[Dataset items]
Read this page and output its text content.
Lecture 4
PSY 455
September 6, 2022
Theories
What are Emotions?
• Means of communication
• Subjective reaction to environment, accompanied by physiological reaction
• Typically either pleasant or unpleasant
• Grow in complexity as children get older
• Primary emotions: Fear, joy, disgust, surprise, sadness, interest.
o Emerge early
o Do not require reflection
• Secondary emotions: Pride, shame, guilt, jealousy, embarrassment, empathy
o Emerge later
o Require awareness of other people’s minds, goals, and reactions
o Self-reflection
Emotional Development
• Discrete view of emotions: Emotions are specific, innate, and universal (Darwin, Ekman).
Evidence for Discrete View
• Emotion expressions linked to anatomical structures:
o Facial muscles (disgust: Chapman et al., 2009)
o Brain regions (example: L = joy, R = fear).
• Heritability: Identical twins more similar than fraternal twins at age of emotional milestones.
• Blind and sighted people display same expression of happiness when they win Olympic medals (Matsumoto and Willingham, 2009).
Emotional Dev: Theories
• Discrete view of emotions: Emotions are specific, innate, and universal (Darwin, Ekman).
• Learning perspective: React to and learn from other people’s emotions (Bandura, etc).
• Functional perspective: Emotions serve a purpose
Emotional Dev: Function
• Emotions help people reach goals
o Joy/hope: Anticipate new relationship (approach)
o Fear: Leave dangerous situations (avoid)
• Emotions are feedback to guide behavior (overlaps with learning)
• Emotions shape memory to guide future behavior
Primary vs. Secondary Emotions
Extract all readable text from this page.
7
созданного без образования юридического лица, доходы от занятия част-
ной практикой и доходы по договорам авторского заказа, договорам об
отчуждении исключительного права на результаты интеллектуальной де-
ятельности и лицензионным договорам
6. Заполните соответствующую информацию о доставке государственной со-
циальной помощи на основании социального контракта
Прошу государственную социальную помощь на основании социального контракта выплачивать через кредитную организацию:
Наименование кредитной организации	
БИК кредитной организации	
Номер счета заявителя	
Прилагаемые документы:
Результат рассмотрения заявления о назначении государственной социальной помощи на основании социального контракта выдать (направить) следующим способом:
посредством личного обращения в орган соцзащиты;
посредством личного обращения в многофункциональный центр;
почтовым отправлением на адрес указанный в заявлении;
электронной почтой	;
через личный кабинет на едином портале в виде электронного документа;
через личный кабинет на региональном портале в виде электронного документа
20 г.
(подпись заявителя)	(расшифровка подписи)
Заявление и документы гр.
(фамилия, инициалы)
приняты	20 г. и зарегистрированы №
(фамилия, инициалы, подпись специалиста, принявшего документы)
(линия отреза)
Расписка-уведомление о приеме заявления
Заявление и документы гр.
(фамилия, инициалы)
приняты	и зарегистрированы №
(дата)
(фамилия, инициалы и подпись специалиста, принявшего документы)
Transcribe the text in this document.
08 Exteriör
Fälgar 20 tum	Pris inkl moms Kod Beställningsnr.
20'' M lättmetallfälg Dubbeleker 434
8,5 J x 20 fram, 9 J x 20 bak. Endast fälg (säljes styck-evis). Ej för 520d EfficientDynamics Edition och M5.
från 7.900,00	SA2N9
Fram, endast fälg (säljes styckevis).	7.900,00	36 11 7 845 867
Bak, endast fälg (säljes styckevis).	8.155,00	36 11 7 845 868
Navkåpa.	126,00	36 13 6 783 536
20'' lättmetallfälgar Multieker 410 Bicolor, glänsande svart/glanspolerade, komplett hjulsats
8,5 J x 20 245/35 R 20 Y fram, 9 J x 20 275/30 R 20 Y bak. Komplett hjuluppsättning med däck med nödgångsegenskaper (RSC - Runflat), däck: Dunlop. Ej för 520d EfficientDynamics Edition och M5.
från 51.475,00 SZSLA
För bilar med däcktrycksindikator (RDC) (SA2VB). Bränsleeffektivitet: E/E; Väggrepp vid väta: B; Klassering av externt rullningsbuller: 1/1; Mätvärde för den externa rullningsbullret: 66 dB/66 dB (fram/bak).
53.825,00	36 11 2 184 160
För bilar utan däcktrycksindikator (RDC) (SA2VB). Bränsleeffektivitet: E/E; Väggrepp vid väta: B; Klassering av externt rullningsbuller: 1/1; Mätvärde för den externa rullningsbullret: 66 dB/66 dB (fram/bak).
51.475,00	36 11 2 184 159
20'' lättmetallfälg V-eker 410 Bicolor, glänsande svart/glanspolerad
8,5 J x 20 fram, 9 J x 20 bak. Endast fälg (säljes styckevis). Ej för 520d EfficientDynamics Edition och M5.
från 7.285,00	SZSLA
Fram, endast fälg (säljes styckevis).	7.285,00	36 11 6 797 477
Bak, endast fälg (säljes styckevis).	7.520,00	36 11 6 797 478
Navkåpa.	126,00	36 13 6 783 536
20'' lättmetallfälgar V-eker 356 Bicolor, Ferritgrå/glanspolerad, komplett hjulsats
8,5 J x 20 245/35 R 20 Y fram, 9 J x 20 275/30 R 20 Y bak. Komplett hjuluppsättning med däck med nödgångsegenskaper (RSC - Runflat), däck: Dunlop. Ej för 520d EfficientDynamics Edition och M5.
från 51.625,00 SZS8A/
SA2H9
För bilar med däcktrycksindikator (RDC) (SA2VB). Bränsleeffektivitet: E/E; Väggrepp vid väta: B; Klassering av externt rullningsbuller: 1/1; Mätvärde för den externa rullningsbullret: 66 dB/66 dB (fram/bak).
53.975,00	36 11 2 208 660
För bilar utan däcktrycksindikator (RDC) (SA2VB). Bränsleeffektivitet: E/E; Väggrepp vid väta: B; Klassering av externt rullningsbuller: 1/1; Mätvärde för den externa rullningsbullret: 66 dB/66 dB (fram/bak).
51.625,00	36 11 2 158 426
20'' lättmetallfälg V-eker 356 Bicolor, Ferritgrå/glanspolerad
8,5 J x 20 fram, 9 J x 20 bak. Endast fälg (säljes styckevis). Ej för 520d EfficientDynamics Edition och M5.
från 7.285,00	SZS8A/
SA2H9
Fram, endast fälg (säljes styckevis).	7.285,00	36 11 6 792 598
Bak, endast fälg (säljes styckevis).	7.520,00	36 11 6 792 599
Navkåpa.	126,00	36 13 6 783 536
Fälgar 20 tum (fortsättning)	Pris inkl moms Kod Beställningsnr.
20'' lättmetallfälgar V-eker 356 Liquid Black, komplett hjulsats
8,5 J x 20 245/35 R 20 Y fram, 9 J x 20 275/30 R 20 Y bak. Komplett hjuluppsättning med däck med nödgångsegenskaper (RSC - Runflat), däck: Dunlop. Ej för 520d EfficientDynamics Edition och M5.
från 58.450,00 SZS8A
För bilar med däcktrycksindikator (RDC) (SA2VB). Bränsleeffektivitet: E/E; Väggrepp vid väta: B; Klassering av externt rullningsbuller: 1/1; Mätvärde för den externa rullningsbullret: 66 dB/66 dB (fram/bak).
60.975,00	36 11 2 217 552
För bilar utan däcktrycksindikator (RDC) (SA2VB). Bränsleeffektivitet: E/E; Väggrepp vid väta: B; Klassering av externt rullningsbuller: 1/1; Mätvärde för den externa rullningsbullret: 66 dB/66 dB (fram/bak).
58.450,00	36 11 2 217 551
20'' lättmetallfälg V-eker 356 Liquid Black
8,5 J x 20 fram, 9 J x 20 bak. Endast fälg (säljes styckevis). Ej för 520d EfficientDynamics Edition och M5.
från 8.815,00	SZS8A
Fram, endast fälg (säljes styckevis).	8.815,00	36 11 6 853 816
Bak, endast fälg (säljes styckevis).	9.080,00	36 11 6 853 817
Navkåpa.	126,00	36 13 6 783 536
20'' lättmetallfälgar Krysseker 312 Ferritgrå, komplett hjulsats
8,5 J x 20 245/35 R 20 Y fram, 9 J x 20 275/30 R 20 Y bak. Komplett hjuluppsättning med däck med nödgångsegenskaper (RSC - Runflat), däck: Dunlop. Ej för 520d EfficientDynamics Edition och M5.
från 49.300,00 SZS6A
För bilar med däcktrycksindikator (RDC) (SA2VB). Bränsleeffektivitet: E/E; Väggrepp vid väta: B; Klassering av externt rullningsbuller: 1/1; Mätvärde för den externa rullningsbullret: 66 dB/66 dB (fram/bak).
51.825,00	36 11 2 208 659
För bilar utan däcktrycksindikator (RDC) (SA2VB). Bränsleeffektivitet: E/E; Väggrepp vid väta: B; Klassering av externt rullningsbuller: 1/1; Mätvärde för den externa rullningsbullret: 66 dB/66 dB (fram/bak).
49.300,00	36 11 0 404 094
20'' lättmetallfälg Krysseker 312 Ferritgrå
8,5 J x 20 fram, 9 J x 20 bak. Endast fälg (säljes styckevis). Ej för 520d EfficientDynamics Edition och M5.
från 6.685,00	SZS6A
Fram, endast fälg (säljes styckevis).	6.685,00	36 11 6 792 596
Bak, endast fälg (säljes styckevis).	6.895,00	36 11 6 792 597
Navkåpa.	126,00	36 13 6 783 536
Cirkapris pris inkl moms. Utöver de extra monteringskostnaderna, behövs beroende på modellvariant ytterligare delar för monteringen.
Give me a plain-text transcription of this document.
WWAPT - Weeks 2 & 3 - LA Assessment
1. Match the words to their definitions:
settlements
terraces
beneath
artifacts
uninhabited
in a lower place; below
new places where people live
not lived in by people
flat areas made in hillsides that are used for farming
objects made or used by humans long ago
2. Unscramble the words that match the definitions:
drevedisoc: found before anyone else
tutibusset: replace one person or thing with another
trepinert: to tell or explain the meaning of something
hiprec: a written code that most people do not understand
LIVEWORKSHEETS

**What to do:** List every line above that holds the word "принявшего".

**Exercise response:**
(фамилия, инициалы, подпись специалиста, принявшего документы)
(фамилия, инициалы и подпись специалиста, принявшего документы)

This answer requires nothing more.